■ Your goal ■
Write out every entry word for word.

(Dataset rows about figures)
☆ ☆ ☆
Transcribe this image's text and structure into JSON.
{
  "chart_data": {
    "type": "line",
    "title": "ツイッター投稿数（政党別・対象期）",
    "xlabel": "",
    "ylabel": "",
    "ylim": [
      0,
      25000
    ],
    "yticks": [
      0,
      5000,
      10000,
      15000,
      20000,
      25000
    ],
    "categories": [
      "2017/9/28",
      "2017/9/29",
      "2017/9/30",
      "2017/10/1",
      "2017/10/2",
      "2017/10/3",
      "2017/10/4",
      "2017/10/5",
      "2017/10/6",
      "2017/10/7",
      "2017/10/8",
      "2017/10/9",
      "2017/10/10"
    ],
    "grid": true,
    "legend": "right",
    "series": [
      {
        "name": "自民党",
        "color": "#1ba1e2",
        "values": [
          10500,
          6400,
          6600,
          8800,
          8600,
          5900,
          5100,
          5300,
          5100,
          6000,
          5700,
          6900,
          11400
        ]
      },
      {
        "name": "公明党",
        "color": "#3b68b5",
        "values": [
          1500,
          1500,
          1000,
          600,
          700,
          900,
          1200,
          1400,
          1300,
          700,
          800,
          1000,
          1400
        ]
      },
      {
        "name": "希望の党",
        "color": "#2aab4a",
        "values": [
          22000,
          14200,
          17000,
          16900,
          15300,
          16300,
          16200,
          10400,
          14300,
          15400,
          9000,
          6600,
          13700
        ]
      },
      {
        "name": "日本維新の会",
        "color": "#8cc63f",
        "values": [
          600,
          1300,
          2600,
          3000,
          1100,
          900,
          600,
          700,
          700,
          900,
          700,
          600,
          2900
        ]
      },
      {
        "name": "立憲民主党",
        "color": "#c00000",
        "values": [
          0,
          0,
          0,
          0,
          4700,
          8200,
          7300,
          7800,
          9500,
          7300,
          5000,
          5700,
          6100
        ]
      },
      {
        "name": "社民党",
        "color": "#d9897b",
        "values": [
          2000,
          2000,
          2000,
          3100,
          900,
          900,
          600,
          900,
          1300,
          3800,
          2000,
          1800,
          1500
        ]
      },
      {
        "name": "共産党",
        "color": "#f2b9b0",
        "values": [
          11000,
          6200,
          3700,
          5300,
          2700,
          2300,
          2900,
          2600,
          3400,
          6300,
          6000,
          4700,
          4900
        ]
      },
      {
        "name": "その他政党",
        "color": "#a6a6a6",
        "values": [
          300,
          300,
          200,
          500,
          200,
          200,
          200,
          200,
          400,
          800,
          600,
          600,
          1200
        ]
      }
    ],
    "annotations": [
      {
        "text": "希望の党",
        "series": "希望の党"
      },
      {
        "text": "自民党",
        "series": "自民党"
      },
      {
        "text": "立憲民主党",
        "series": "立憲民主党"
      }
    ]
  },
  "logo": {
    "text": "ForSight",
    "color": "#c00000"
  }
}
☆ ☆ ☆
■ Solution ■
Transcribe this image's text and structure into JSON.
{
  "chart_data": {
    "type": "line",
    "title": "ツイッター投稿数（政党別・対象期）",
    "xlabel": "",
    "ylabel": "",
    "ylim": [
      0,
      25000
    ],
    "yticks": [
      0,
      5000,
      10000,
      15000,
      20000,
      25000
    ],
    "categories": [
      "2017/9/28",
      "2017/9/29",
      "2017/9/30",
      "2017/10/1",
      "2017/10/2",
      "2017/10/3",
      "2017/10/4",
      "2017/10/5",
      "2017/10/6",
      "2017/10/7",
      "2017/10/8",
      "2017/10/9",
      "2017/10/10"
    ],
    "grid": true,
    "legend": "right",
    "series": [
      {
        "name": "自民党",
        "color": "#1ba1e2",
        "values": [
          10500,
          6400,
          6600,
          8800,
          8600,
          5900,
          5100,
          5300,
          5100,
          6000,
          5700,
          6900,
          11400
        ]
      },
      {
        "name": "公明党",
        "color": "#3b68b5",
        "values": [
          1500,
          1500,
          1000,
          600,
          700,
          900,
          1200,
          1400,
          1300,
          700,
          800,
          1000,
          1400
        ]
      },
      {
        "name": "希望の党",
        "color": "#2aab4a",
        "values": [
          22000,
          14200,
          17000,
          16900,
          15300,
          16300,
          16200,
          10400,
          14300,
          15400,
          9000,
          6600,
          13700
        ]
      },
      {
        "name": "日本維新の会",
        "color": "#8cc63f",
        "values": [
          600,
          1300,
          2600,
          3000,
          1100,
          900,
          600,
          700,
          700,
          900,
          700,
          600,
          2900
        ]
      },
      {
        "name": "立憲民主党",
        "color": "#c00000",
        "values": [
          0,
          0,
          0,
          0,
          4700,
          8200,
          7300,
          7800,
          9500,
          7300,
          5000,
          5700,
          6100
        ]
      },
      {
        "name": "社民党",
        "color": "#d9897b",
        "values": [
          2000,
          2000,
          2000,
          3100,
          900,
          900,
          600,
          900,
          1300,
          3800,
          2000,
          1800,
          1500
        ]
      },
      {
        "name": "共産党",
        "color": "#f2b9b0",
        "values": [
          11000,
          6200,
          3700,
          5300,
          2700,
          2300,
          2900,
          2600,
          3400,
          6300,
          6000,
          4700,
          4900
        ]
      },
      {
        "name": "その他政党",
        "color": "#a6a6a6",
        "values": [
          300,
          300,
          200,
          500,
          200,
          200,
          200,
          200,
          400,
          800,
          600,
          600,
          1200
        ]
      }
    ],
    "annotations": [
      {
        "text": "希望の党",
        "series": "希望の党"
      },
      {
        "text": "自民党",
        "series": "自民党"
      },
      {
        "text": "立憲民主党",
        "series": "立憲民主党"
      }
    ]
  },
  "logo": {
    "text": "ForSight",
    "color": "#c00000"
  }
}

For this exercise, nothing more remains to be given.